SUPPLIED ENTRIES
= = = =

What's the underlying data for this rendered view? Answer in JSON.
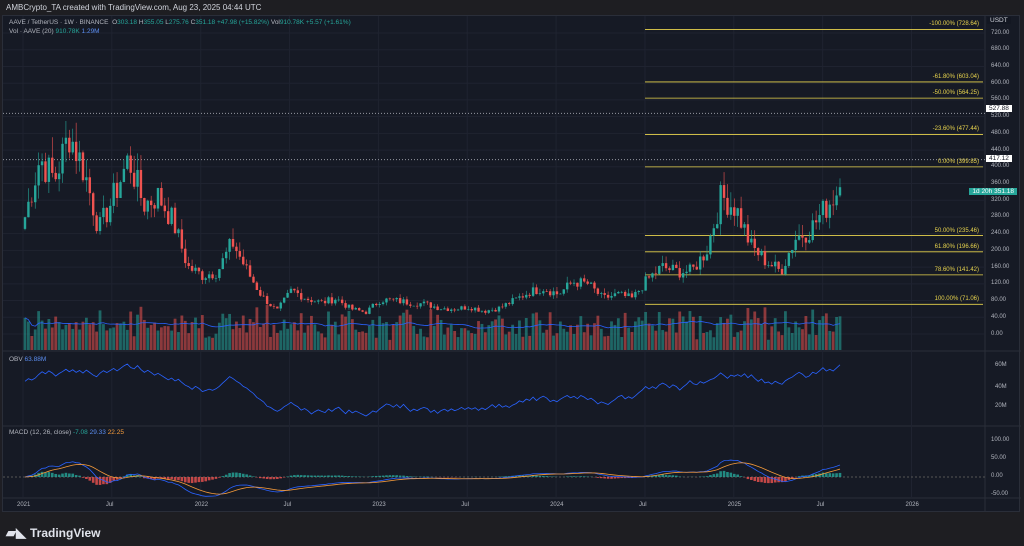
{
  "header": {
    "attribution": "AMBCrypto_TA created with TradingView.com, Aug 23, 2025 04:44 UTC"
  },
  "legend": {
    "symbol": "AAVE / TetherUS · 1W · BINANCE",
    "o_label": "O",
    "o": "303.18",
    "h_label": "H",
    "h": "355.05",
    "l_label": "L",
    "l": "275.76",
    "c_label": "C",
    "c": "351.18",
    "change": "+47.98 (+15.82%)",
    "vol_label": "Vol",
    "vol": "910.78K",
    "vol_change": "+5.57 (+1.61%)",
    "vol_ind": "Vol · AAVE (20)",
    "vol_ind_v1": "910.78K",
    "vol_ind_v2": "1.29M",
    "obv": "OBV",
    "obv_v": "63.88M",
    "macd": "MACD (12, 26, close)",
    "macd_v1": "-7.08",
    "macd_v2": "29.33",
    "macd_v3": "22.25"
  },
  "price_axis": {
    "currency": "USDT",
    "ticks": [
      "720.00",
      "680.00",
      "640.00",
      "600.00",
      "560.00",
      "520.00",
      "480.00",
      "440.00",
      "400.00",
      "360.00",
      "320.00",
      "280.00",
      "240.00",
      "200.00",
      "160.00",
      "120.00",
      "80.00",
      "40.00",
      "0.00"
    ]
  },
  "obv_axis": {
    "ticks": [
      "60M",
      "40M",
      "20M"
    ]
  },
  "macd_axis": {
    "ticks": [
      "100.00",
      "50.00",
      "0.00",
      "-50.00"
    ]
  },
  "time_axis": {
    "ticks": [
      "2021",
      "Jul",
      "2022",
      "Jul",
      "2023",
      "Jul",
      "2024",
      "Jul",
      "2025",
      "Jul",
      "2026"
    ]
  },
  "price_tags": {
    "current": "351.18",
    "countdown": "1d 20h",
    "line1": "527.88",
    "line2": "417.12"
  },
  "fib_levels": [
    {
      "label": "-100.00% (728.64)",
      "price": 728.64
    },
    {
      "label": "-61.80% (603.04)",
      "price": 603.04
    },
    {
      "label": "-50.00% (564.25)",
      "price": 564.25
    },
    {
      "label": "-23.60% (477.44)",
      "price": 477.44
    },
    {
      "label": "0.00% (399.85)",
      "price": 399.85
    },
    {
      "label": "50.00% (235.46)",
      "price": 235.46
    },
    {
      "label": "61.80% (196.66)",
      "price": 196.66
    },
    {
      "label": "78.60% (141.42)",
      "price": 141.42
    },
    {
      "label": "100.00% (71.06)",
      "price": 71.06
    }
  ],
  "colors": {
    "up": "#26a69a",
    "down": "#ef5350",
    "fib": "#e8d44d",
    "obv": "#2962ff",
    "macd": "#2962ff",
    "signal": "#f59b3b",
    "background": "#161a25"
  },
  "chart_data": {
    "type": "candlestick",
    "interval": "1W",
    "approx_monthly_close_from": "2021-01",
    "approx_monthly_close": [
      280,
      420,
      370,
      480,
      390,
      250,
      330,
      420,
      310,
      330,
      270,
      160,
      140,
      150,
      220,
      150,
      90,
      55,
      105,
      85,
      75,
      85,
      60,
      52,
      82,
      80,
      75,
      72,
      62,
      60,
      65,
      55,
      62,
      80,
      100,
      110,
      95,
      125,
      120,
      85,
      95,
      85,
      130,
      160,
      150,
      150,
      200,
      330,
      300,
      210,
      175,
      150,
      230,
      250,
      300,
      351.18
    ],
    "ylim": [
      0,
      740
    ]
  },
  "footer": {
    "brand": "TradingView"
  }
}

= = = =

YOUR INSTRUCTIONS
Pick out the lines that include the word "AAVE" and write them out.

THE RESPONSE
    "symbol": "AAVE / TetherUS · 1W · BINANCE",
    "vol_ind": "Vol · AAVE (20)",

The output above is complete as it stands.